■ Task material
══════
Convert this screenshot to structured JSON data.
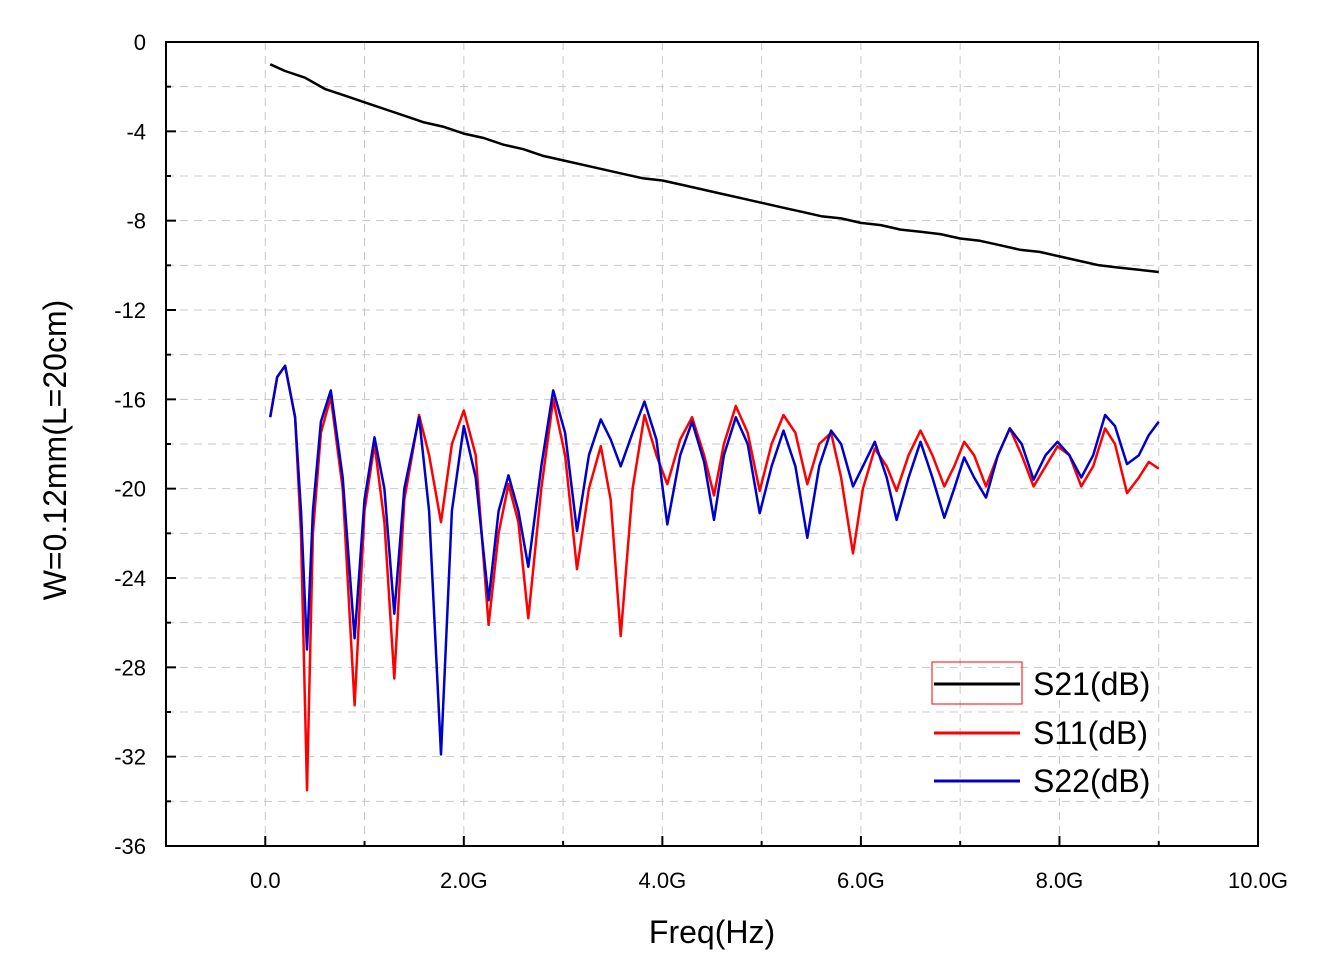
{
  "chart_data": {
    "type": "line",
    "xlabel": "Freq(Hz)",
    "ylabel": "W=0.12mm(L=20cm)",
    "xlim": [
      -1.0,
      10.0
    ],
    "ylim": [
      -36,
      0
    ],
    "x_unit": "GHz",
    "grid": true,
    "legend_position": "bottom-right",
    "x_ticks": [
      {
        "value": 0.0,
        "label": "0.0"
      },
      {
        "value": 2.0,
        "label": "2.0G"
      },
      {
        "value": 4.0,
        "label": "4.0G"
      },
      {
        "value": 6.0,
        "label": "6.0G"
      },
      {
        "value": 8.0,
        "label": "8.0G"
      },
      {
        "value": 10.0,
        "label": "10.0G"
      }
    ],
    "y_ticks": [
      {
        "value": 0,
        "label": "0"
      },
      {
        "value": -4,
        "label": "-4"
      },
      {
        "value": -8,
        "label": "-8"
      },
      {
        "value": -12,
        "label": "-12"
      },
      {
        "value": -16,
        "label": "-16"
      },
      {
        "value": -20,
        "label": "-20"
      },
      {
        "value": -24,
        "label": "-24"
      },
      {
        "value": -28,
        "label": "-28"
      },
      {
        "value": -32,
        "label": "-32"
      },
      {
        "value": -36,
        "label": "-36"
      }
    ],
    "series": [
      {
        "name": "S21(dB)",
        "color": "#000000",
        "x": [
          0.05,
          0.2,
          0.4,
          0.6,
          0.8,
          1.0,
          1.2,
          1.4,
          1.6,
          1.8,
          2.0,
          2.2,
          2.4,
          2.6,
          2.8,
          3.0,
          3.2,
          3.4,
          3.6,
          3.8,
          4.0,
          4.2,
          4.4,
          4.6,
          4.8,
          5.0,
          5.2,
          5.4,
          5.6,
          5.8,
          6.0,
          6.2,
          6.4,
          6.6,
          6.8,
          7.0,
          7.2,
          7.4,
          7.6,
          7.8,
          8.0,
          8.2,
          8.4,
          8.6,
          8.8,
          9.0
        ],
        "y": [
          -1.0,
          -1.3,
          -1.6,
          -2.1,
          -2.4,
          -2.7,
          -3.0,
          -3.3,
          -3.6,
          -3.8,
          -4.1,
          -4.3,
          -4.6,
          -4.8,
          -5.1,
          -5.3,
          -5.5,
          -5.7,
          -5.9,
          -6.1,
          -6.2,
          -6.4,
          -6.6,
          -6.8,
          -7.0,
          -7.2,
          -7.4,
          -7.6,
          -7.8,
          -7.9,
          -8.1,
          -8.2,
          -8.4,
          -8.5,
          -8.6,
          -8.8,
          -8.9,
          -9.1,
          -9.3,
          -9.4,
          -9.6,
          -9.8,
          -10.0,
          -10.1,
          -10.2,
          -10.3
        ]
      },
      {
        "name": "S11(dB)",
        "color": "#ff0000",
        "x": [
          0.05,
          0.12,
          0.2,
          0.3,
          0.36,
          0.42,
          0.48,
          0.56,
          0.66,
          0.78,
          0.9,
          1.0,
          1.1,
          1.2,
          1.3,
          1.4,
          1.55,
          1.65,
          1.77,
          1.88,
          2.0,
          2.12,
          2.25,
          2.35,
          2.45,
          2.55,
          2.65,
          2.78,
          2.9,
          3.02,
          3.14,
          3.26,
          3.38,
          3.48,
          3.58,
          3.7,
          3.82,
          3.94,
          4.05,
          4.18,
          4.3,
          4.42,
          4.52,
          4.62,
          4.74,
          4.86,
          4.98,
          5.1,
          5.22,
          5.34,
          5.46,
          5.58,
          5.7,
          5.8,
          5.92,
          6.02,
          6.14,
          6.26,
          6.36,
          6.48,
          6.6,
          6.72,
          6.84,
          6.94,
          7.04,
          7.14,
          7.26,
          7.38,
          7.5,
          7.62,
          7.74,
          7.86,
          7.98,
          8.1,
          8.22,
          8.34,
          8.46,
          8.56,
          8.68,
          8.8,
          8.9,
          9.0
        ],
        "y": [
          -16.8,
          -15.0,
          -14.5,
          -16.8,
          -22.0,
          -33.5,
          -22.0,
          -17.5,
          -15.9,
          -20.0,
          -29.7,
          -21.0,
          -18.0,
          -21.5,
          -28.5,
          -20.5,
          -16.7,
          -18.5,
          -21.5,
          -18.0,
          -16.5,
          -18.5,
          -26.1,
          -22.0,
          -19.8,
          -21.5,
          -25.8,
          -20.0,
          -16.0,
          -18.5,
          -23.6,
          -20.0,
          -18.1,
          -20.5,
          -26.6,
          -20.0,
          -16.7,
          -18.5,
          -19.8,
          -17.8,
          -16.8,
          -18.5,
          -20.3,
          -18.0,
          -16.3,
          -17.5,
          -20.1,
          -18.0,
          -16.7,
          -17.5,
          -19.8,
          -18.0,
          -17.5,
          -19.5,
          -22.9,
          -20.0,
          -18.2,
          -19.0,
          -20.1,
          -18.5,
          -17.4,
          -18.5,
          -19.9,
          -19.0,
          -17.9,
          -18.5,
          -19.9,
          -18.5,
          -17.3,
          -18.5,
          -19.9,
          -19.0,
          -18.1,
          -18.5,
          -19.9,
          -19.0,
          -17.3,
          -18.0,
          -20.2,
          -19.5,
          -18.8,
          -19.1
        ]
      },
      {
        "name": "S22(dB)",
        "color": "#0000cc",
        "x": [
          0.05,
          0.12,
          0.2,
          0.3,
          0.36,
          0.42,
          0.48,
          0.56,
          0.66,
          0.78,
          0.9,
          1.0,
          1.1,
          1.2,
          1.3,
          1.4,
          1.55,
          1.65,
          1.77,
          1.88,
          2.0,
          2.12,
          2.25,
          2.35,
          2.45,
          2.55,
          2.65,
          2.78,
          2.9,
          3.02,
          3.14,
          3.26,
          3.38,
          3.48,
          3.58,
          3.7,
          3.82,
          3.94,
          4.05,
          4.18,
          4.3,
          4.42,
          4.52,
          4.62,
          4.74,
          4.86,
          4.98,
          5.1,
          5.22,
          5.34,
          5.46,
          5.58,
          5.7,
          5.8,
          5.92,
          6.02,
          6.14,
          6.26,
          6.36,
          6.48,
          6.6,
          6.72,
          6.84,
          6.94,
          7.04,
          7.14,
          7.26,
          7.38,
          7.5,
          7.62,
          7.74,
          7.86,
          7.98,
          8.1,
          8.22,
          8.34,
          8.46,
          8.56,
          8.68,
          8.8,
          8.9,
          9.0
        ],
        "y": [
          -16.8,
          -15.0,
          -14.5,
          -16.8,
          -21.0,
          -27.2,
          -21.0,
          -17.0,
          -15.6,
          -19.5,
          -26.7,
          -20.5,
          -17.7,
          -20.0,
          -25.6,
          -20.0,
          -16.8,
          -21.0,
          -31.9,
          -21.0,
          -17.2,
          -19.5,
          -25.0,
          -21.0,
          -19.4,
          -21.0,
          -23.5,
          -19.0,
          -15.6,
          -17.5,
          -21.9,
          -18.5,
          -16.9,
          -17.8,
          -19.0,
          -17.5,
          -16.1,
          -17.8,
          -21.6,
          -18.5,
          -17.0,
          -18.8,
          -21.4,
          -18.5,
          -16.8,
          -18.0,
          -21.1,
          -19.0,
          -17.4,
          -19.0,
          -22.2,
          -19.0,
          -17.4,
          -18.0,
          -19.9,
          -19.0,
          -17.9,
          -19.5,
          -21.4,
          -19.5,
          -17.9,
          -19.5,
          -21.3,
          -20.0,
          -18.6,
          -19.5,
          -20.4,
          -18.5,
          -17.3,
          -18.0,
          -19.6,
          -18.5,
          -17.9,
          -18.5,
          -19.5,
          -18.5,
          -16.7,
          -17.2,
          -18.9,
          -18.5,
          -17.6,
          -17.0
        ]
      }
    ]
  }
}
══════
■ Stated exercise
With the pictures left out, transcribe the material exactly.

■ Full response
Convert this screenshot to structured JSON data.
{
  "chart_data": {
    "type": "line",
    "xlabel": "Freq(Hz)",
    "ylabel": "W=0.12mm(L=20cm)",
    "xlim": [
      -1.0,
      10.0
    ],
    "ylim": [
      -36,
      0
    ],
    "x_unit": "GHz",
    "grid": true,
    "legend_position": "bottom-right",
    "x_ticks": [
      {
        "value": 0.0,
        "label": "0.0"
      },
      {
        "value": 2.0,
        "label": "2.0G"
      },
      {
        "value": 4.0,
        "label": "4.0G"
      },
      {
        "value": 6.0,
        "label": "6.0G"
      },
      {
        "value": 8.0,
        "label": "8.0G"
      },
      {
        "value": 10.0,
        "label": "10.0G"
      }
    ],
    "y_ticks": [
      {
        "value": 0,
        "label": "0"
      },
      {
        "value": -4,
        "label": "-4"
      },
      {
        "value": -8,
        "label": "-8"
      },
      {
        "value": -12,
        "label": "-12"
      },
      {
        "value": -16,
        "label": "-16"
      },
      {
        "value": -20,
        "label": "-20"
      },
      {
        "value": -24,
        "label": "-24"
      },
      {
        "value": -28,
        "label": "-28"
      },
      {
        "value": -32,
        "label": "-32"
      },
      {
        "value": -36,
        "label": "-36"
      }
    ],
    "series": [
      {
        "name": "S21(dB)",
        "color": "#000000",
        "x": [
          0.05,
          0.2,
          0.4,
          0.6,
          0.8,
          1.0,
          1.2,
          1.4,
          1.6,
          1.8,
          2.0,
          2.2,
          2.4,
          2.6,
          2.8,
          3.0,
          3.2,
          3.4,
          3.6,
          3.8,
          4.0,
          4.2,
          4.4,
          4.6,
          4.8,
          5.0,
          5.2,
          5.4,
          5.6,
          5.8,
          6.0,
          6.2,
          6.4,
          6.6,
          6.8,
          7.0,
          7.2,
          7.4,
          7.6,
          7.8,
          8.0,
          8.2,
          8.4,
          8.6,
          8.8,
          9.0
        ],
        "y": [
          -1.0,
          -1.3,
          -1.6,
          -2.1,
          -2.4,
          -2.7,
          -3.0,
          -3.3,
          -3.6,
          -3.8,
          -4.1,
          -4.3,
          -4.6,
          -4.8,
          -5.1,
          -5.3,
          -5.5,
          -5.7,
          -5.9,
          -6.1,
          -6.2,
          -6.4,
          -6.6,
          -6.8,
          -7.0,
          -7.2,
          -7.4,
          -7.6,
          -7.8,
          -7.9,
          -8.1,
          -8.2,
          -8.4,
          -8.5,
          -8.6,
          -8.8,
          -8.9,
          -9.1,
          -9.3,
          -9.4,
          -9.6,
          -9.8,
          -10.0,
          -10.1,
          -10.2,
          -10.3
        ]
      },
      {
        "name": "S11(dB)",
        "color": "#ff0000",
        "x": [
          0.05,
          0.12,
          0.2,
          0.3,
          0.36,
          0.42,
          0.48,
          0.56,
          0.66,
          0.78,
          0.9,
          1.0,
          1.1,
          1.2,
          1.3,
          1.4,
          1.55,
          1.65,
          1.77,
          1.88,
          2.0,
          2.12,
          2.25,
          2.35,
          2.45,
          2.55,
          2.65,
          2.78,
          2.9,
          3.02,
          3.14,
          3.26,
          3.38,
          3.48,
          3.58,
          3.7,
          3.82,
          3.94,
          4.05,
          4.18,
          4.3,
          4.42,
          4.52,
          4.62,
          4.74,
          4.86,
          4.98,
          5.1,
          5.22,
          5.34,
          5.46,
          5.58,
          5.7,
          5.8,
          5.92,
          6.02,
          6.14,
          6.26,
          6.36,
          6.48,
          6.6,
          6.72,
          6.84,
          6.94,
          7.04,
          7.14,
          7.26,
          7.38,
          7.5,
          7.62,
          7.74,
          7.86,
          7.98,
          8.1,
          8.22,
          8.34,
          8.46,
          8.56,
          8.68,
          8.8,
          8.9,
          9.0
        ],
        "y": [
          -16.8,
          -15.0,
          -14.5,
          -16.8,
          -22.0,
          -33.5,
          -22.0,
          -17.5,
          -15.9,
          -20.0,
          -29.7,
          -21.0,
          -18.0,
          -21.5,
          -28.5,
          -20.5,
          -16.7,
          -18.5,
          -21.5,
          -18.0,
          -16.5,
          -18.5,
          -26.1,
          -22.0,
          -19.8,
          -21.5,
          -25.8,
          -20.0,
          -16.0,
          -18.5,
          -23.6,
          -20.0,
          -18.1,
          -20.5,
          -26.6,
          -20.0,
          -16.7,
          -18.5,
          -19.8,
          -17.8,
          -16.8,
          -18.5,
          -20.3,
          -18.0,
          -16.3,
          -17.5,
          -20.1,
          -18.0,
          -16.7,
          -17.5,
          -19.8,
          -18.0,
          -17.5,
          -19.5,
          -22.9,
          -20.0,
          -18.2,
          -19.0,
          -20.1,
          -18.5,
          -17.4,
          -18.5,
          -19.9,
          -19.0,
          -17.9,
          -18.5,
          -19.9,
          -18.5,
          -17.3,
          -18.5,
          -19.9,
          -19.0,
          -18.1,
          -18.5,
          -19.9,
          -19.0,
          -17.3,
          -18.0,
          -20.2,
          -19.5,
          -18.8,
          -19.1
        ]
      },
      {
        "name": "S22(dB)",
        "color": "#0000cc",
        "x": [
          0.05,
          0.12,
          0.2,
          0.3,
          0.36,
          0.42,
          0.48,
          0.56,
          0.66,
          0.78,
          0.9,
          1.0,
          1.1,
          1.2,
          1.3,
          1.4,
          1.55,
          1.65,
          1.77,
          1.88,
          2.0,
          2.12,
          2.25,
          2.35,
          2.45,
          2.55,
          2.65,
          2.78,
          2.9,
          3.02,
          3.14,
          3.26,
          3.38,
          3.48,
          3.58,
          3.7,
          3.82,
          3.94,
          4.05,
          4.18,
          4.3,
          4.42,
          4.52,
          4.62,
          4.74,
          4.86,
          4.98,
          5.1,
          5.22,
          5.34,
          5.46,
          5.58,
          5.7,
          5.8,
          5.92,
          6.02,
          6.14,
          6.26,
          6.36,
          6.48,
          6.6,
          6.72,
          6.84,
          6.94,
          7.04,
          7.14,
          7.26,
          7.38,
          7.5,
          7.62,
          7.74,
          7.86,
          7.98,
          8.1,
          8.22,
          8.34,
          8.46,
          8.56,
          8.68,
          8.8,
          8.9,
          9.0
        ],
        "y": [
          -16.8,
          -15.0,
          -14.5,
          -16.8,
          -21.0,
          -27.2,
          -21.0,
          -17.0,
          -15.6,
          -19.5,
          -26.7,
          -20.5,
          -17.7,
          -20.0,
          -25.6,
          -20.0,
          -16.8,
          -21.0,
          -31.9,
          -21.0,
          -17.2,
          -19.5,
          -25.0,
          -21.0,
          -19.4,
          -21.0,
          -23.5,
          -19.0,
          -15.6,
          -17.5,
          -21.9,
          -18.5,
          -16.9,
          -17.8,
          -19.0,
          -17.5,
          -16.1,
          -17.8,
          -21.6,
          -18.5,
          -17.0,
          -18.8,
          -21.4,
          -18.5,
          -16.8,
          -18.0,
          -21.1,
          -19.0,
          -17.4,
          -19.0,
          -22.2,
          -19.0,
          -17.4,
          -18.0,
          -19.9,
          -19.0,
          -17.9,
          -19.5,
          -21.4,
          -19.5,
          -17.9,
          -19.5,
          -21.3,
          -20.0,
          -18.6,
          -19.5,
          -20.4,
          -18.5,
          -17.3,
          -18.0,
          -19.6,
          -18.5,
          -17.9,
          -18.5,
          -19.5,
          -18.5,
          -16.7,
          -17.2,
          -18.9,
          -18.5,
          -17.6,
          -17.0
        ]
      }
    ]
  }
}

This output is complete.